Task description: Retype the listing that follows, word for word.

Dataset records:
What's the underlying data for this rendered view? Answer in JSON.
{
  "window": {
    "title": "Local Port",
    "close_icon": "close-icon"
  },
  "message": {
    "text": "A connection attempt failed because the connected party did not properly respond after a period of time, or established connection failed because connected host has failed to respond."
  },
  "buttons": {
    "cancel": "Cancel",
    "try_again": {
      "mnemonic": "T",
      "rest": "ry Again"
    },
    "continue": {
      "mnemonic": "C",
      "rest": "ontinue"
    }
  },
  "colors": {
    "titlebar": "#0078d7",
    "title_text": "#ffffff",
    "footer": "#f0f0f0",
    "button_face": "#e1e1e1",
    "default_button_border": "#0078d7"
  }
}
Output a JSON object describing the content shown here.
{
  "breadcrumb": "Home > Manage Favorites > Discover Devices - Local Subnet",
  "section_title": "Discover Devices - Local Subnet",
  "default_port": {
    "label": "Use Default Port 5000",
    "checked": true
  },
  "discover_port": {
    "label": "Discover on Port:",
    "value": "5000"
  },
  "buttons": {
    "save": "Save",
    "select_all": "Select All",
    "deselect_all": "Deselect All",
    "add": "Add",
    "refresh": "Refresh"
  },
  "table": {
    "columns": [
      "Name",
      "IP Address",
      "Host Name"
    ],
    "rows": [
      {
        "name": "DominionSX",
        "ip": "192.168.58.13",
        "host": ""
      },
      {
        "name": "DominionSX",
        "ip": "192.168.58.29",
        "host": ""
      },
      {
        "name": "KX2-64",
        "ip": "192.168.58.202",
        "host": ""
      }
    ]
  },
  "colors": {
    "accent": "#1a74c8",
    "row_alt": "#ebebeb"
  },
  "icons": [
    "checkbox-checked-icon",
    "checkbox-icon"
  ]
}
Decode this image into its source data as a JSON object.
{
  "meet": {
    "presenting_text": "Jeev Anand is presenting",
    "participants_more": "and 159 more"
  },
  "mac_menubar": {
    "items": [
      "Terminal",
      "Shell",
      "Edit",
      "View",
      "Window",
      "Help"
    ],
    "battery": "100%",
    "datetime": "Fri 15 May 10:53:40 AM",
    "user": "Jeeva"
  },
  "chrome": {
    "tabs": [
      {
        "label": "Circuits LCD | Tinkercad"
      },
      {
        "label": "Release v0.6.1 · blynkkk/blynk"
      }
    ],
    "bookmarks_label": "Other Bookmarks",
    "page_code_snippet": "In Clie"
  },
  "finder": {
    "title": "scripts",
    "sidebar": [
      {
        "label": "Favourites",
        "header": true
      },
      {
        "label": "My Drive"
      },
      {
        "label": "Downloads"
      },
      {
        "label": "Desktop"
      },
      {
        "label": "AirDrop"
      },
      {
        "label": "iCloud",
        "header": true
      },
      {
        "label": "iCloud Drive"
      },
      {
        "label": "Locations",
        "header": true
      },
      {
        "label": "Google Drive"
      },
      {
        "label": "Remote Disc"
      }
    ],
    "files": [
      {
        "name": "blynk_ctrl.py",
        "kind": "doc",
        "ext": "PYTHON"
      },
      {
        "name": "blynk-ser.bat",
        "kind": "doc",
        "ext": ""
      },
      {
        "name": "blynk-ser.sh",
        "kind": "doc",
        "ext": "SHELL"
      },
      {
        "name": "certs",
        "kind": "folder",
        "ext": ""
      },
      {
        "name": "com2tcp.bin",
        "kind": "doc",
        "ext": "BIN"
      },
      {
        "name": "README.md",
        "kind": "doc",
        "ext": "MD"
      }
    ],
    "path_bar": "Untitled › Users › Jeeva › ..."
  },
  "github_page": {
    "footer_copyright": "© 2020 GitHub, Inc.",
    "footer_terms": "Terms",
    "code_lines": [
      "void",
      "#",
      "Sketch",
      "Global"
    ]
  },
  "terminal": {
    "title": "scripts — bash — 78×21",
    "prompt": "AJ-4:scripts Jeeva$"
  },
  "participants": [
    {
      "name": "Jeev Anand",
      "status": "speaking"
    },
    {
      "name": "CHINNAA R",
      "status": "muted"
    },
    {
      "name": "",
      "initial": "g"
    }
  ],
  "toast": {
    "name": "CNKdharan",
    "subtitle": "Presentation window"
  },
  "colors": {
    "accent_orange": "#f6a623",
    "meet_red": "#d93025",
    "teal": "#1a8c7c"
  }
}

Solution to this task:
What's the underlying data for this rendered view? Answer in JSON.
{
  "window": {
    "title": "Local Port",
    "close_icon": "close-icon"
  },
  "message": {
    "text": "A connection attempt failed because the connected party did not properly respond after a period of time, or established connection failed because connected host has failed to respond."
  },
  "buttons": {
    "cancel": "Cancel",
    "try_again": {
      "mnemonic": "T",
      "rest": "ry Again"
    },
    "continue": {
      "mnemonic": "C",
      "rest": "ontinue"
    }
  },
  "colors": {
    "titlebar": "#0078d7",
    "title_text": "#ffffff",
    "footer": "#f0f0f0",
    "button_face": "#e1e1e1",
    "default_button_border": "#0078d7"
  }
}
Output a JSON object describing the content shown here.
{
  "breadcrumb": "Home > Manage Favorites > Discover Devices - Local Subnet",
  "section_title": "Discover Devices - Local Subnet",
  "default_port": {
    "label": "Use Default Port 5000",
    "checked": true
  },
  "discover_port": {
    "label": "Discover on Port:",
    "value": "5000"
  },
  "buttons": {
    "save": "Save",
    "select_all": "Select All",
    "deselect_all": "Deselect All",
    "add": "Add",
    "refresh": "Refresh"
  },
  "table": {
    "columns": [
      "Name",
      "IP Address",
      "Host Name"
    ],
    "rows": [
      {
        "name": "DominionSX",
        "ip": "192.168.58.13",
        "host": ""
      },
      {
        "name": "DominionSX",
        "ip": "192.168.58.29",
        "host": ""
      },
      {
        "name": "KX2-64",
        "ip": "192.168.58.202",
        "host": ""
      }
    ]
  },
  "colors": {
    "accent": "#1a74c8",
    "row_alt": "#ebebeb"
  },
  "icons": [
    "checkbox-checked-icon",
    "checkbox-icon"
  ]
}
Decode this image into its source data as a JSON object.
{
  "meet": {
    "presenting_text": "Jeev Anand is presenting",
    "participants_more": "and 159 more"
  },
  "mac_menubar": {
    "items": [
      "Terminal",
      "Shell",
      "Edit",
      "View",
      "Window",
      "Help"
    ],
    "battery": "100%",
    "datetime": "Fri 15 May 10:53:40 AM",
    "user": "Jeeva"
  },
  "chrome": {
    "tabs": [
      {
        "label": "Circuits LCD | Tinkercad"
      },
      {
        "label": "Release v0.6.1 · blynkkk/blynk"
      }
    ],
    "bookmarks_label": "Other Bookmarks",
    "page_code_snippet": "In Clie"
  },
  "finder": {
    "title": "scripts",
    "sidebar": [
      {
        "label": "Favourites",
        "header": true
      },
      {
        "label": "My Drive"
      },
      {
        "label": "Downloads"
      },
      {
        "label": "Desktop"
      },
      {
        "label": "AirDrop"
      },
      {
        "label": "iCloud",
        "header": true
      },
      {
        "label": "iCloud Drive"
      },
      {
        "label": "Locations",
        "header": true
      },
      {
        "label": "Google Drive"
      },
      {
        "label": "Remote Disc"
      }
    ],
    "files": [
      {
        "name": "blynk_ctrl.py",
        "kind": "doc",
        "ext": "PYTHON"
      },
      {
        "name": "blynk-ser.bat",
        "kind": "doc",
        "ext": ""
      },
      {
        "name": "blynk-ser.sh",
        "kind": "doc",
        "ext": "SHELL"
      },
      {
        "name": "certs",
        "kind": "folder",
        "ext": ""
      },
      {
        "name": "com2tcp.bin",
        "kind": "doc",
        "ext": "BIN"
      },
      {
        "name": "README.md",
        "kind": "doc",
        "ext": "MD"
      }
    ],
    "path_bar": "Untitled › Users › Jeeva › ..."
  },
  "github_page": {
    "footer_copyright": "© 2020 GitHub, Inc.",
    "footer_terms": "Terms",
    "code_lines": [
      "void",
      "#",
      "Sketch",
      "Global"
    ]
  },
  "terminal": {
    "title": "scripts — bash — 78×21",
    "prompt": "AJ-4:scripts Jeeva$"
  },
  "participants": [
    {
      "name": "Jeev Anand",
      "status": "speaking"
    },
    {
      "name": "CHINNAA R",
      "status": "muted"
    },
    {
      "name": "",
      "initial": "g"
    }
  ],
  "toast": {
    "name": "CNKdharan",
    "subtitle": "Presentation window"
  },
  "colors": {
    "accent_orange": "#f6a623",
    "meet_red": "#d93025",
    "teal": "#1a8c7c"
  }
}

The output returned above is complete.